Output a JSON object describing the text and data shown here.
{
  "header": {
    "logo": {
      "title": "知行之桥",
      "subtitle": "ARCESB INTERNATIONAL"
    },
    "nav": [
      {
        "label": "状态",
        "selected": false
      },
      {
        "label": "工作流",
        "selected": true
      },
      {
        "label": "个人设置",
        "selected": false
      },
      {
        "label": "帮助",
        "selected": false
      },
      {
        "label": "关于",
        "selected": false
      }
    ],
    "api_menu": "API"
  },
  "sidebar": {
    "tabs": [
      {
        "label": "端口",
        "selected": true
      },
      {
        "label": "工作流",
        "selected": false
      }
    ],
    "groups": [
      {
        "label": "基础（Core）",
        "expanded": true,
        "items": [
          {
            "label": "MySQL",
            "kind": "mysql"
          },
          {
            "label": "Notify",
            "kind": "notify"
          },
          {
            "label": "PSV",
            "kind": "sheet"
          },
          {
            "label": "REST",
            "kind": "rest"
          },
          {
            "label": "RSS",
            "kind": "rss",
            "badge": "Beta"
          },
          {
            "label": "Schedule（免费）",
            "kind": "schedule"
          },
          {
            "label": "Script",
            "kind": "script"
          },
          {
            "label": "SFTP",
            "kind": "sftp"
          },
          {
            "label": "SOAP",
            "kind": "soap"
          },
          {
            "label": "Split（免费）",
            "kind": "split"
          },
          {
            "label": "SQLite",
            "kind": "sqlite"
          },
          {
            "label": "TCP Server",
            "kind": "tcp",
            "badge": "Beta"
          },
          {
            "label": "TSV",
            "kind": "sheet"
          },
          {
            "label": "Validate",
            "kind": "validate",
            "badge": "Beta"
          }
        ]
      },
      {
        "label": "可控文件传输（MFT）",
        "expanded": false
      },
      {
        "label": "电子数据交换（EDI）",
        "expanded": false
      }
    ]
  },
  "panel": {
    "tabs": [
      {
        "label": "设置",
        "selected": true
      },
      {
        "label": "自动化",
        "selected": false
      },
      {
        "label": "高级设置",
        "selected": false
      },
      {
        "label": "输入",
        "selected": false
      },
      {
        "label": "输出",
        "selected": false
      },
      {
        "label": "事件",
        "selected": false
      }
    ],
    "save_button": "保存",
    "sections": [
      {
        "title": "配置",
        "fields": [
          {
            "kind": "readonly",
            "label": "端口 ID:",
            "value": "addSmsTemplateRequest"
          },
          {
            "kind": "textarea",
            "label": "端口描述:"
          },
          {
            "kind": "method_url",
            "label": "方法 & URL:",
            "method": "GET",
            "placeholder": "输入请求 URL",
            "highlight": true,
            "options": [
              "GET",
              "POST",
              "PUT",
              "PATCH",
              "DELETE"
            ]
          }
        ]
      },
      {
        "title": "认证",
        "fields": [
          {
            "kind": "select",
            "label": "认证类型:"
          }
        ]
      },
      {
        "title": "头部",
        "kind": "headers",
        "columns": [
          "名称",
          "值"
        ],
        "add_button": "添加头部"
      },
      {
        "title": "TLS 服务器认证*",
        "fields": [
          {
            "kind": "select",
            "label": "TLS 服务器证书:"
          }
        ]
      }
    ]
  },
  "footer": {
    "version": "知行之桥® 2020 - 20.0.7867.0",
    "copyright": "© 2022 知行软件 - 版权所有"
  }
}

# REQUIREMENT
Which lines include the word "知行之桥"? List them all.

# RESULT
      "title": "知行之桥",
    "version": "知行之桥® 2020 - 20.0.7867.0",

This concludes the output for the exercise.